● **WHAT YOU WILL DO**: Copy out each line in the material below that has the word "Because".

● **RECORDS TO USE**:
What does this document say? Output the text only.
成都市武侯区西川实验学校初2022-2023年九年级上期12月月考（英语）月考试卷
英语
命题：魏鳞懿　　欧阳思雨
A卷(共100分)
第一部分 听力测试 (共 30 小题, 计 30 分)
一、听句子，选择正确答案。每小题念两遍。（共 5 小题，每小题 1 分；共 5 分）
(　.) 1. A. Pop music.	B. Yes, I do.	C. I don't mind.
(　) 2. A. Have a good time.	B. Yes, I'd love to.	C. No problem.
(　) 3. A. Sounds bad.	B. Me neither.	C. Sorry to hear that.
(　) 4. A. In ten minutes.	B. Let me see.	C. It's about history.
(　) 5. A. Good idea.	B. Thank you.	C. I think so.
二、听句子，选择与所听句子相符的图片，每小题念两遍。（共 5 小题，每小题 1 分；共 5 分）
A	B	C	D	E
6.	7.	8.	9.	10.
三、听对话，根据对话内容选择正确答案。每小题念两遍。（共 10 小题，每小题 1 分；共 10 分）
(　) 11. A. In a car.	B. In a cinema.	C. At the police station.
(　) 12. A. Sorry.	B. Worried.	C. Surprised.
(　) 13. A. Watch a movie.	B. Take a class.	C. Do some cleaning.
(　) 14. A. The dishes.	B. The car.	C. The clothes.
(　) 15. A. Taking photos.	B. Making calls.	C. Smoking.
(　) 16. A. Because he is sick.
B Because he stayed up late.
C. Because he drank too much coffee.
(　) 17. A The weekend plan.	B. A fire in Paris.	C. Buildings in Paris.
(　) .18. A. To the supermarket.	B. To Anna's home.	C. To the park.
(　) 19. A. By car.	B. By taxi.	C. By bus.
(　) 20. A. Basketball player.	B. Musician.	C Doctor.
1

● **WRITTEN ANSWER**:
(　) 16. A. Because he is sick.
B Because he stayed up late.
C. Because he drank too much coffee.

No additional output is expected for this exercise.